[Start of Material]

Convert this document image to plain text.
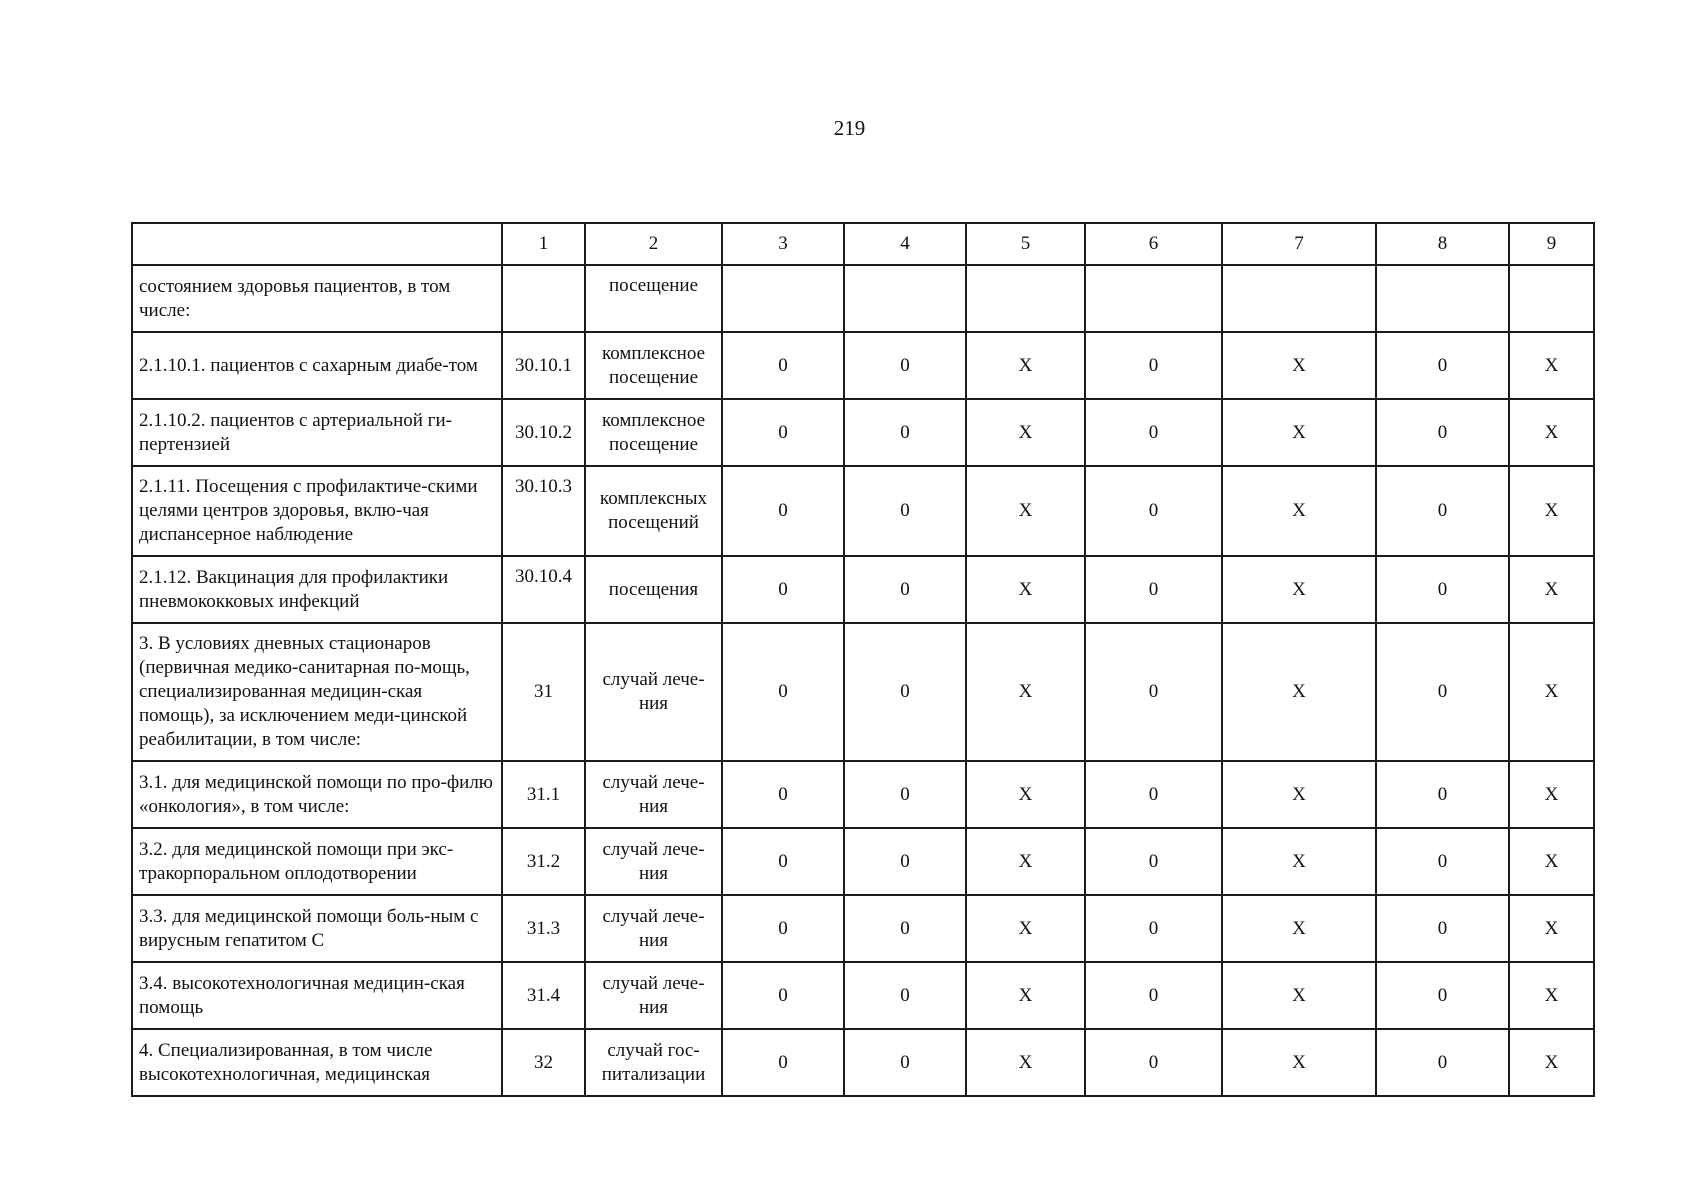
219
	1	2	3	4	5	6	7	8	9
состоянием здоровья пациентов, в том числе:		посещение							
2.1.10.1. пациентов с сахарным диабе-том	30.10.1	комплексное посещение	0	0	X	0	X	0	X
2.1.10.2. пациентов с артериальной ги-пертензией	30.10.2	комплексное посещение	0	0	X	0	X	0	X
2.1.11. Посещения с профилактиче-скими целями центров здоровья, вклю-чая диспансерное наблюдение	30.10.3	комплексных посещений	0	0	X	0	X	0	X
2.1.12. Вакцинация для профилактики пневмококковых инфекций	30.10.4	посещения	0	0	X	0	X	0	X
3. В условиях дневных стационаров (первичная медико-санитарная по-мощь, специализированная медицин-ская помощь), за исключением меди-цинской реабилитации, в том числе:	31	случай лече-ния	0	0	X	0	X	0	X
3.1. для медицинской помощи по про-филю «онкология», в том числе:	31.1	случай лече-ния	0	0	X	0	X	0	X
3.2. для медицинской помощи при экс-тракорпоральном оплодотворении	31.2	случай лече-ния	0	0	X	0	X	0	X
3.3. для медицинской помощи боль-ным с вирусным гепатитом С	31.3	случай лече-ния	0	0	X	0	X	0	X
3.4. высокотехнологичная медицин-ская помощь	31.4	случай лече-ния	0	0	X	0	X	0	X
4. Специализированная, в том числе высокотехнологичная, медицинская	32	случай гос-питализации	0	0	X	0	X	0	X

[End of Material]

Write the entries above out again exactly, but not the pictures.

Solution -
Convert this document image to plain text.
219
	1	2	3	4	5	6	7	8	9
состоянием здоровья пациентов, в том числе:		посещение							
2.1.10.1. пациентов с сахарным диабе-том	30.10.1	комплексное посещение	0	0	X	0	X	0	X
2.1.10.2. пациентов с артериальной ги-пертензией	30.10.2	комплексное посещение	0	0	X	0	X	0	X
2.1.11. Посещения с профилактиче-скими целями центров здоровья, вклю-чая диспансерное наблюдение	30.10.3	комплексных посещений	0	0	X	0	X	0	X
2.1.12. Вакцинация для профилактики пневмококковых инфекций	30.10.4	посещения	0	0	X	0	X	0	X
3. В условиях дневных стационаров (первичная медико-санитарная по-мощь, специализированная медицин-ская помощь), за исключением меди-цинской реабилитации, в том числе:	31	случай лече-ния	0	0	X	0	X	0	X
3.1. для медицинской помощи по про-филю «онкология», в том числе:	31.1	случай лече-ния	0	0	X	0	X	0	X
3.2. для медицинской помощи при экс-тракорпоральном оплодотворении	31.2	случай лече-ния	0	0	X	0	X	0	X
3.3. для медицинской помощи боль-ным с вирусным гепатитом С	31.3	случай лече-ния	0	0	X	0	X	0	X
3.4. высокотехнологичная медицин-ская помощь	31.4	случай лече-ния	0	0	X	0	X	0	X
4. Специализированная, в том числе высокотехнологичная, медицинская	32	случай гос-питализации	0	0	X	0	X	0	X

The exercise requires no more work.